### The task
Please copy the listing from its first line through the line that contains "figure-label: Figure 5. xyxy=(14,493,118,524)", substituting "Size Decrease" for "Size Reduction" and changing nothing else.

### Data entries

----

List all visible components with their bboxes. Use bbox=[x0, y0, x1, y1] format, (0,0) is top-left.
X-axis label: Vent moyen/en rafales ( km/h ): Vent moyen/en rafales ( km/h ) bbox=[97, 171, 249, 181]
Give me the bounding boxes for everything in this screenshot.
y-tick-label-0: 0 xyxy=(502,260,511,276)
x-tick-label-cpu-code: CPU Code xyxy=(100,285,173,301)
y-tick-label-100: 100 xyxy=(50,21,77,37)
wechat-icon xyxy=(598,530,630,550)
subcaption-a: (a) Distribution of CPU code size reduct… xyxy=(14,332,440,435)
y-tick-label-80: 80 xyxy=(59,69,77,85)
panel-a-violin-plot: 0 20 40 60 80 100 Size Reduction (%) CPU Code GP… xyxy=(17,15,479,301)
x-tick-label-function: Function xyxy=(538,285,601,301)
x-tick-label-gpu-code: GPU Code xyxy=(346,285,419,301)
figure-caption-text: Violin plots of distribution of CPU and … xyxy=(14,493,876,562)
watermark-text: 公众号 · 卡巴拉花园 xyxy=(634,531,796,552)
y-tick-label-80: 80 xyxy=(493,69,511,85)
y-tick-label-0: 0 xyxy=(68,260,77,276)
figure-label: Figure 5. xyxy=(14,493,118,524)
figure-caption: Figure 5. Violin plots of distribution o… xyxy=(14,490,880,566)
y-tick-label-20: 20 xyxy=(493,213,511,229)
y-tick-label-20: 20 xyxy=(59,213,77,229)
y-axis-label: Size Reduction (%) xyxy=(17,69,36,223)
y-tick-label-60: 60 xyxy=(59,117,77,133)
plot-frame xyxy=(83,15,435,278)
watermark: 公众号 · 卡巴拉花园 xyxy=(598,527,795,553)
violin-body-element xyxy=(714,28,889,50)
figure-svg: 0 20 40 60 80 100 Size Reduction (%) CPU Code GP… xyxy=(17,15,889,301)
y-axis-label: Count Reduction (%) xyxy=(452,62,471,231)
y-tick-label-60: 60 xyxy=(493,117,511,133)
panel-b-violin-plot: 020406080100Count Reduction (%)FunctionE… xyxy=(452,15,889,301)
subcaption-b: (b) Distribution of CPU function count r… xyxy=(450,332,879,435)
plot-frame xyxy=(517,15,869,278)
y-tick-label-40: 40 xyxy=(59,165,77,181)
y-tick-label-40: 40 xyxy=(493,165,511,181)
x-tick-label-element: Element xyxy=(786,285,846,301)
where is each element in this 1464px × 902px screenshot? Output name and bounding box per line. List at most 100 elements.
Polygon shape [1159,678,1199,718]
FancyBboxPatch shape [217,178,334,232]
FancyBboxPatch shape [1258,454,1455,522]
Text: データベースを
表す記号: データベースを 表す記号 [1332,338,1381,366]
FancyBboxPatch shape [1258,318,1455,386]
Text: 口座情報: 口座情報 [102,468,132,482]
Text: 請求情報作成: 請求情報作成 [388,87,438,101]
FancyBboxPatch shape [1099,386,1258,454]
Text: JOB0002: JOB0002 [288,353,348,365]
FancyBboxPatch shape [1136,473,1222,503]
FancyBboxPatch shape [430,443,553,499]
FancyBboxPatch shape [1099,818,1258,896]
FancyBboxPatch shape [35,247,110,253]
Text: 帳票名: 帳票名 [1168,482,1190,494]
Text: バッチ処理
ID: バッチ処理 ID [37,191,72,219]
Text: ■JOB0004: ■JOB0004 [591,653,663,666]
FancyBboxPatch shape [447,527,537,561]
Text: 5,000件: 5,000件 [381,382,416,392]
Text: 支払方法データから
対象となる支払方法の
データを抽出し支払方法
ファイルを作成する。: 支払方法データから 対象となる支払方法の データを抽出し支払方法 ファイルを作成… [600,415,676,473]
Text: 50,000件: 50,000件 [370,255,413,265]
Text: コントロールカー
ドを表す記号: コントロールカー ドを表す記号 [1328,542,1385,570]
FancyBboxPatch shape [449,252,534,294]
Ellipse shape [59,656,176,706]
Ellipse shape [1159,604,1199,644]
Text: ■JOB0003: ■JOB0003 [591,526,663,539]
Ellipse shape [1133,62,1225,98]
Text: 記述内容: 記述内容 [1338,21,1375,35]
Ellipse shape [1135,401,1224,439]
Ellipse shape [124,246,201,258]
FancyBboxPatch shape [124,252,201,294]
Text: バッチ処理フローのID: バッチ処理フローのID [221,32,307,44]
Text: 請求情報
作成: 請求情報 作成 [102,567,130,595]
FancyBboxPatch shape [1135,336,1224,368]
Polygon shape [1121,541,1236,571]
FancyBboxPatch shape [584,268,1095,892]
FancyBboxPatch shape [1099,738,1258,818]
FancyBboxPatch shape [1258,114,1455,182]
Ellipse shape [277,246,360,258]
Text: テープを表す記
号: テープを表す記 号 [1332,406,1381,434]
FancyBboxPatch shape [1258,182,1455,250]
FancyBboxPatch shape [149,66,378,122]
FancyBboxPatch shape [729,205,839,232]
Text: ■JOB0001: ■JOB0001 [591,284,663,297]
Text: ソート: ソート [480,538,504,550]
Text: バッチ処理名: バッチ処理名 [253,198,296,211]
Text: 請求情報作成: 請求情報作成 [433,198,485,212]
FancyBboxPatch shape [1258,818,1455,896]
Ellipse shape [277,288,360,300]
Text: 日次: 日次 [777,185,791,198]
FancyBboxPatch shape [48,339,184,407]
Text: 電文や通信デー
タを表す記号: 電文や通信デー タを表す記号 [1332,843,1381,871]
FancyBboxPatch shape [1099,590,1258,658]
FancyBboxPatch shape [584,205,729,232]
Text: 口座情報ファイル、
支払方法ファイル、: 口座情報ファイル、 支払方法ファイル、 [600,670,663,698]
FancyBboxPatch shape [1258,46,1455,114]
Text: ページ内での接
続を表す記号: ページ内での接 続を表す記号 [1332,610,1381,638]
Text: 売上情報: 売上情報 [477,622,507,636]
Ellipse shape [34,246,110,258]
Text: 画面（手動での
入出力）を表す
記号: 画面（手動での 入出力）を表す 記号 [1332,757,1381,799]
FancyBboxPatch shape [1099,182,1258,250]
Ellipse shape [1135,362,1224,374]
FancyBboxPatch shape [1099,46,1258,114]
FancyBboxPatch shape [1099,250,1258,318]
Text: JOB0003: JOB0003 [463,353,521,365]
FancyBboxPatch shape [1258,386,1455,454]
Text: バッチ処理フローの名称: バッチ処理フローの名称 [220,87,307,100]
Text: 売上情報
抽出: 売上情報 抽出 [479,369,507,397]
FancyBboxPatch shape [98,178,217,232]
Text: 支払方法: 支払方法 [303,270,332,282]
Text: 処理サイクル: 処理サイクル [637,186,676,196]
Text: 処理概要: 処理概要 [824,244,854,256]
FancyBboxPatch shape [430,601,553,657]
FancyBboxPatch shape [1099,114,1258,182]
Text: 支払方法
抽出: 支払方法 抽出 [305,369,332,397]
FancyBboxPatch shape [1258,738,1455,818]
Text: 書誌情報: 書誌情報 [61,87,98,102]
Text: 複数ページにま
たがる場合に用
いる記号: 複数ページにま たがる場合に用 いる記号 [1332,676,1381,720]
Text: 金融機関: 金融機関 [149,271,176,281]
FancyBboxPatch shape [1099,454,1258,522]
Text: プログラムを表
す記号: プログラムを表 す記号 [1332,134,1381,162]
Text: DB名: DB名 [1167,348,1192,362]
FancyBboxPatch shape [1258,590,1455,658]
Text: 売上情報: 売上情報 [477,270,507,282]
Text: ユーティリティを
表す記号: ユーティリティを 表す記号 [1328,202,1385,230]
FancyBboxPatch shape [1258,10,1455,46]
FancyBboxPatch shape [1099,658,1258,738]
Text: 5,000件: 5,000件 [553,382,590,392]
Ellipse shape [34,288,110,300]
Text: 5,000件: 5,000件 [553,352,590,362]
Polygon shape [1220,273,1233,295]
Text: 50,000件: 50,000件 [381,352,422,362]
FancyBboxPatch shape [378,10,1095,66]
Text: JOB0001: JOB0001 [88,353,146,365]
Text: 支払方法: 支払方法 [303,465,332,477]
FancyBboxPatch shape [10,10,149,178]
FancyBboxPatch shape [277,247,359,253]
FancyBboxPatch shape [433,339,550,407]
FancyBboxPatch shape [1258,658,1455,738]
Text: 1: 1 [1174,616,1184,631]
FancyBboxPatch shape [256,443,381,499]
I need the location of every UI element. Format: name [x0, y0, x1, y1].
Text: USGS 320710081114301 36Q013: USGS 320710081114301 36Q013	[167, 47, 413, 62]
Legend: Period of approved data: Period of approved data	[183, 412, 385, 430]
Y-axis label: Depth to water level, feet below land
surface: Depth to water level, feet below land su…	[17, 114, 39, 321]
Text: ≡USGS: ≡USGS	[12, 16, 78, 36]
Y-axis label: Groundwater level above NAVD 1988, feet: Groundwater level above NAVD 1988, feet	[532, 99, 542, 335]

----

### Final answer
List all visible components with their bboxes. Use bbox=[x0, y0, x1, y1] format, (0,0) is top-left.
X-axis label: Vent moyen/en rafales ( km/h ): Vent moyen/en rafales ( km/h ) bbox=[97, 171, 249, 181]
Give me the bounding boxes for everything in this screenshot.
y-tick-label-0: 0 xyxy=(502,260,511,276)
x-tick-label-cpu-code: CPU Code xyxy=(100,285,173,301)
y-tick-label-100: 100 xyxy=(50,21,77,37)
wechat-icon xyxy=(598,530,630,550)
subcaption-a: (a) Distribution of CPU code size reduct… xyxy=(14,332,440,435)
y-tick-label-80: 80 xyxy=(59,69,77,85)
panel-a-violin-plot: 0 20 40 60 80 100 Size Decrease (%) CPU Code GP… xyxy=(17,15,479,301)
x-tick-label-function: Function xyxy=(538,285,601,301)
x-tick-label-gpu-code: GPU Code xyxy=(346,285,419,301)
figure-caption-text: Violin plots of distribution of CPU and … xyxy=(14,493,876,562)
watermark-text: 公众号 · 卡巴拉花园 xyxy=(634,531,796,552)
y-tick-label-80: 80 xyxy=(493,69,511,85)
y-tick-label-0: 0 xyxy=(68,260,77,276)
figure-label: Figure 5. xyxy=(14,493,118,524)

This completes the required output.